10th Anniversary Giveaway!

On April 30th, it will be ten years since the "W2LJ - QRP - Do More With Less" blog was born.

In appreciation for all who read this blog, I am going to give something away to one lucky reader. I have a new, mint condition, unused, complete sheet of fifty United States Amateur Radio stamps, issued in 1964 on the 50th Anniversary of the ARRL - Scott #1260. I am going to have the sheet matted and framed - ready for display on some deserving shack wall. All I ask is that you send an e-mail to w2lj@arrl.net - entitled "Blog Anniversary Giveaway". Include your name, call sign and mailing address.

Any Amateur Radio op worldwide can enter. I will package and ship the framed stamps to any destination that the United States Post Office will accept.

The names and call signs will be loaded into a software program such as RandomPicker on April 30th and a winner will be determined. The winner will be announced here, and then the framed stamps will be posted.

Good luck, and thank you for reading!

Saturday, May 15, 2010

The radio itself is done

Following plans I found at The Xtal Set Society Webpage, my son Joey and I built a very simple crystal radio out of a Quaker oatmeal box, some wire, a 1N34A diode, a 47K Ohm resistor and a 100 picoFarad capacitor. It works fairly well and we are able to pick up about six AM stations so far during the daytime. That may go up as we get into nighttime.

I helped Joey measure the wire for the coil and to wind it, and I did the soldering. I also made the holes where use of an X-acto knife was needed. Now we have to put it on some kind of display base and explain a little bit about the electromagnetic spectrum and how we can detect the other parts of it other than the visible light portion (a la' the crystal radio).

→ **Study material**:

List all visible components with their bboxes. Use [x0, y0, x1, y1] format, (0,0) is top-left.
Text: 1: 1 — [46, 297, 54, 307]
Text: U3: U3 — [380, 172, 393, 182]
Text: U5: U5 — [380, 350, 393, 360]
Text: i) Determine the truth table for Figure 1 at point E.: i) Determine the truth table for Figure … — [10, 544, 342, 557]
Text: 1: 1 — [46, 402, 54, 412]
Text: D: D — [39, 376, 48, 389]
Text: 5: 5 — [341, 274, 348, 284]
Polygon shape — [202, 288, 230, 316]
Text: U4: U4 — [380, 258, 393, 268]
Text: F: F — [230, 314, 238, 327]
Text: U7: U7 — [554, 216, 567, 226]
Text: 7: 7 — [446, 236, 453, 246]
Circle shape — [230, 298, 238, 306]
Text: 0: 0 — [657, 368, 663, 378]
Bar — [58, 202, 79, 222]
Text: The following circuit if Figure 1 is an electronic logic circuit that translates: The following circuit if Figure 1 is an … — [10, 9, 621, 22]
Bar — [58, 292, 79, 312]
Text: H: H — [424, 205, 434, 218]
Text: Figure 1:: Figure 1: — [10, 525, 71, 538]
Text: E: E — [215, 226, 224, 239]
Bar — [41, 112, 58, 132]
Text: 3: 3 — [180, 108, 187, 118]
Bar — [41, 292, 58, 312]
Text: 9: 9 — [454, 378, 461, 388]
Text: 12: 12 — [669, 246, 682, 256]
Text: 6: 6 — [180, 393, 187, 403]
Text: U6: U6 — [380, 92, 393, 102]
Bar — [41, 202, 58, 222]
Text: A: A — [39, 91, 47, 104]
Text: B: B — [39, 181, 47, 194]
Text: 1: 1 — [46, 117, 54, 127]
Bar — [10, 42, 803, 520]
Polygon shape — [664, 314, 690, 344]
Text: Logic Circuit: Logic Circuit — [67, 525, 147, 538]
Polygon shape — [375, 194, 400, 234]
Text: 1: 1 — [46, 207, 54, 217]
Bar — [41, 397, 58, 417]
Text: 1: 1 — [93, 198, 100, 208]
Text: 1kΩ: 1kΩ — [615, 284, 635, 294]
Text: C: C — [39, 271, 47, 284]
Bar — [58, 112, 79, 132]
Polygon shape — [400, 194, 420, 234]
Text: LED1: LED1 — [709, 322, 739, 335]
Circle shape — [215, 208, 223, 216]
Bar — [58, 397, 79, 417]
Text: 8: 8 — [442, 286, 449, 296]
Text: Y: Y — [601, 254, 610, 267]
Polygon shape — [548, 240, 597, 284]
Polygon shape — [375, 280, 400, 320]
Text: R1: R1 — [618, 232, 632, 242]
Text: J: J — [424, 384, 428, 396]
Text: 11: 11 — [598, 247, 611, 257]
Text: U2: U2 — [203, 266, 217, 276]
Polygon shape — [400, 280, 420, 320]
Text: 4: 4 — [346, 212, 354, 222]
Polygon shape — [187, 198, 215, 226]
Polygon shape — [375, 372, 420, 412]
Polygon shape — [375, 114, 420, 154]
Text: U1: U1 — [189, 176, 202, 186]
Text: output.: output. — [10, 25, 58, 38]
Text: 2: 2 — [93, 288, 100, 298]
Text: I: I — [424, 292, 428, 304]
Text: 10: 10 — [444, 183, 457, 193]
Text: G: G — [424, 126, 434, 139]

→ **Tasks for this exercise**:
**1.** From the blog text, list the parts used to build the crystal radio.
**2.** Reproduce the part of the blog text between "In appreciation for" and "and mailing address.", inclusive.

→ **Solutions for each task**:
**1.**
- a Quaker oatmeal box
- some wire
- a 1N34A diode
- a 47K Ohm resistor
- a 100 picoFarad capacitor

**2.**
In appreciation for all who read this blog, I am going to give something away to one lucky reader. I have a new, mint condition, unused, complete sheet of fifty United States Amateur Radio stamps, issued in 1964 on the 50th Anniversary of the ARRL - Scott #1260. I am going to have the sheet matted and framed - ready for display on some deserving shack wall. All I ask is that you send an e-mail to w2lj@arrl.net - entitled "Blog Anniversary Giveaway". Include your name, call sign and mailing address.